> Given instruction
Where a line contains the word "Guantao", copy that line in full.

> Material for the task
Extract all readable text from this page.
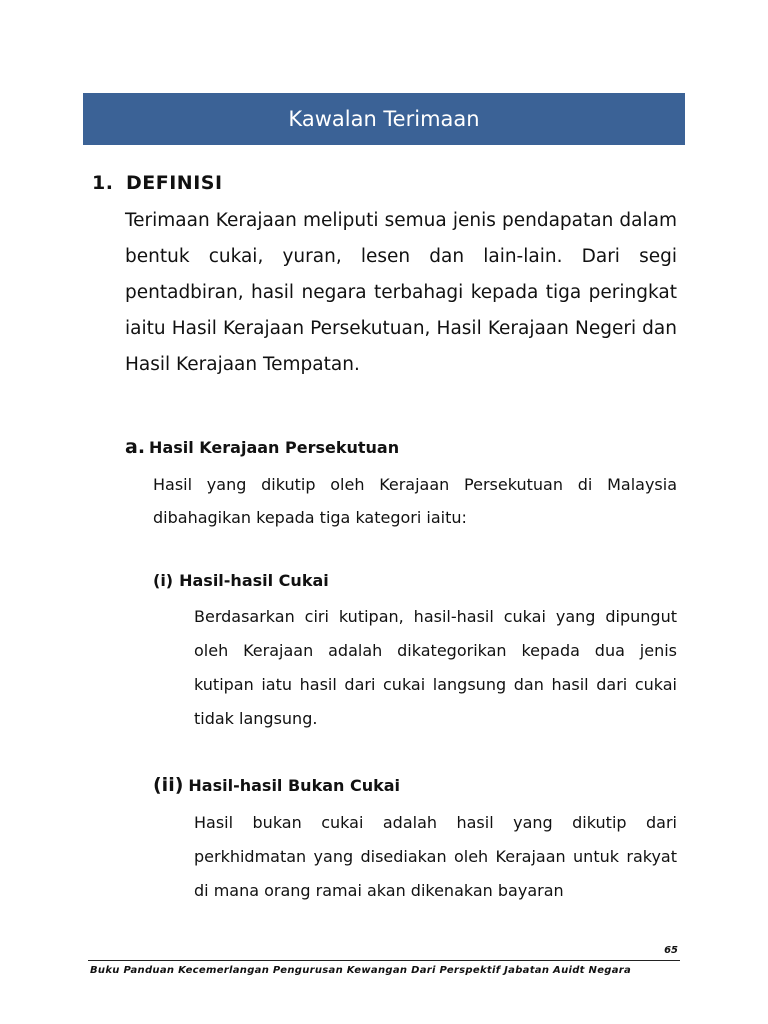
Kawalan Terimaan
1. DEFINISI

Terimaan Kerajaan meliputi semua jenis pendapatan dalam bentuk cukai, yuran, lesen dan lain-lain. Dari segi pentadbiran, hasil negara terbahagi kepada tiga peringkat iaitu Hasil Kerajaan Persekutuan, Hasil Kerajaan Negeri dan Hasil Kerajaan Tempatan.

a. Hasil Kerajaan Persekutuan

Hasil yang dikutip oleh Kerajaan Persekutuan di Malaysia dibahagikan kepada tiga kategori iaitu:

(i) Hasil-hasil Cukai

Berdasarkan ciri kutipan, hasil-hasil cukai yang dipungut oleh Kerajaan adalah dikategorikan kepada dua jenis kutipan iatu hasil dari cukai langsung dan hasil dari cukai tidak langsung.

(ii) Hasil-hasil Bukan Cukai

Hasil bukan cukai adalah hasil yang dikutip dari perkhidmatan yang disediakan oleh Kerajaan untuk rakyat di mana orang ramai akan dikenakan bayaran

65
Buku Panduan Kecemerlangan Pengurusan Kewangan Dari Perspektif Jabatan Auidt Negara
* * *
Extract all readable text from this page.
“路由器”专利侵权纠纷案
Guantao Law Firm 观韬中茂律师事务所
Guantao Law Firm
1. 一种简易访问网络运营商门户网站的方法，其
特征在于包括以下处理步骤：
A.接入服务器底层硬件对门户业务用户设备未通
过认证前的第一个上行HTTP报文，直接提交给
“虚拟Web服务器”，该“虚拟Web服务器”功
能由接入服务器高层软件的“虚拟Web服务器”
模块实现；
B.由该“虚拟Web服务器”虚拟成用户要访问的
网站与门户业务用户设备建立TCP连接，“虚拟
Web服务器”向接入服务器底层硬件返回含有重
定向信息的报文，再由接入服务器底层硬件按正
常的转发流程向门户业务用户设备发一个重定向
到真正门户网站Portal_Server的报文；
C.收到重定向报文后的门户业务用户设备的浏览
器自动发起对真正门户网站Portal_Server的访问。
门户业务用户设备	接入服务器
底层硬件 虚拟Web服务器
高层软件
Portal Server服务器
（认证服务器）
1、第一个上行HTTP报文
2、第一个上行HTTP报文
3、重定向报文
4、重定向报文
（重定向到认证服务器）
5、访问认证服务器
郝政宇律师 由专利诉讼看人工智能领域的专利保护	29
--
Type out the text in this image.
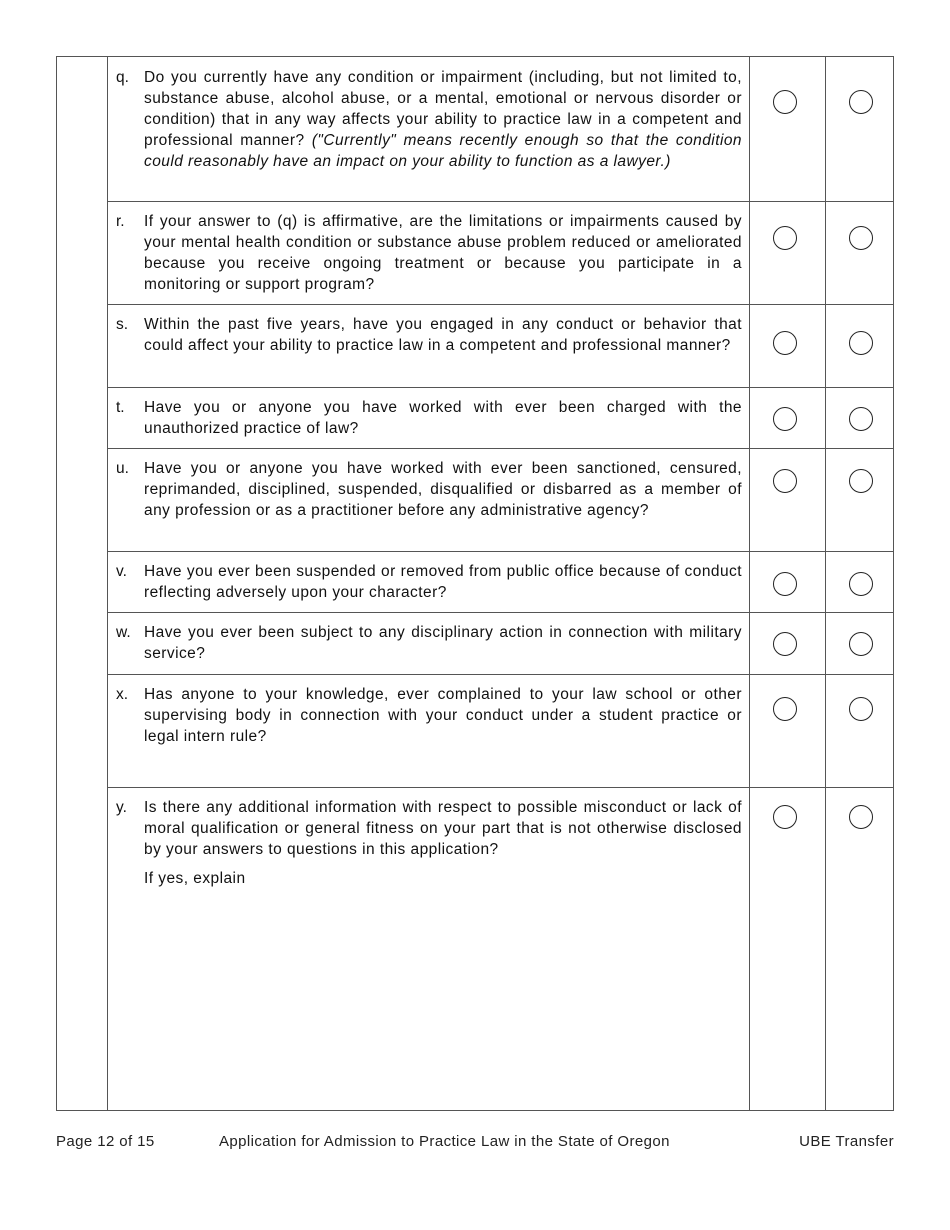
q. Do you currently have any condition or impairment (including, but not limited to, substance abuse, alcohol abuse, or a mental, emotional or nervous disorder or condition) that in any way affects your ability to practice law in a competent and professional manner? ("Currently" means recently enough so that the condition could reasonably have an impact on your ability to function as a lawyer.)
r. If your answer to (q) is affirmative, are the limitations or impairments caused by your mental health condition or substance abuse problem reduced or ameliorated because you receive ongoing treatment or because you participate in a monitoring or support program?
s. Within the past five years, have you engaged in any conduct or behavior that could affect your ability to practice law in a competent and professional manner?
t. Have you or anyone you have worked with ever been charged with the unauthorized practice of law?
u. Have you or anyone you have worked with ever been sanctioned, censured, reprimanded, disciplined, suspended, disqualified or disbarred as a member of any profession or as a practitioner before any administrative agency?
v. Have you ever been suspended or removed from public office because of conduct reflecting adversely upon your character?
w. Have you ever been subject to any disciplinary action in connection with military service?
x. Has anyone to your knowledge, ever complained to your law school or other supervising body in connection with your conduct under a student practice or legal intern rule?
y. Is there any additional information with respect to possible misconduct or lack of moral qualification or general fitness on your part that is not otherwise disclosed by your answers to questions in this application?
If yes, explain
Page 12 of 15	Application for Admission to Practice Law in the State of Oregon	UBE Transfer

> Answer to the problem
Guantao Law Firm 观韬中茂律师事务所
Guantao Law Firm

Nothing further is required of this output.